> **Task prompt**
From the data that follows, copy every line holding the string "buraków".

> **Available records**
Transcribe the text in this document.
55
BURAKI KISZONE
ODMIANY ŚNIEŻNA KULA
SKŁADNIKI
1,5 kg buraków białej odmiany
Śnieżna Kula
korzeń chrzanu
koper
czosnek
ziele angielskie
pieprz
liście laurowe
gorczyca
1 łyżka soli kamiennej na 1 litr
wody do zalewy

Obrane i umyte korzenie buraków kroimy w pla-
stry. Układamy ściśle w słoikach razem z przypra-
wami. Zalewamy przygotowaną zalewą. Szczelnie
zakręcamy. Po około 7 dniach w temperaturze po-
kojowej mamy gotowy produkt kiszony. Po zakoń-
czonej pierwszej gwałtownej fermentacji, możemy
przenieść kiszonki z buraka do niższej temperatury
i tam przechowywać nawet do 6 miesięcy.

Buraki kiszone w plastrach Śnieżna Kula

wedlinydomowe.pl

> **Solved exercise**
1,5 kg buraków białej odmiany
Obrane i umyte korzenie buraków kroimy w pla-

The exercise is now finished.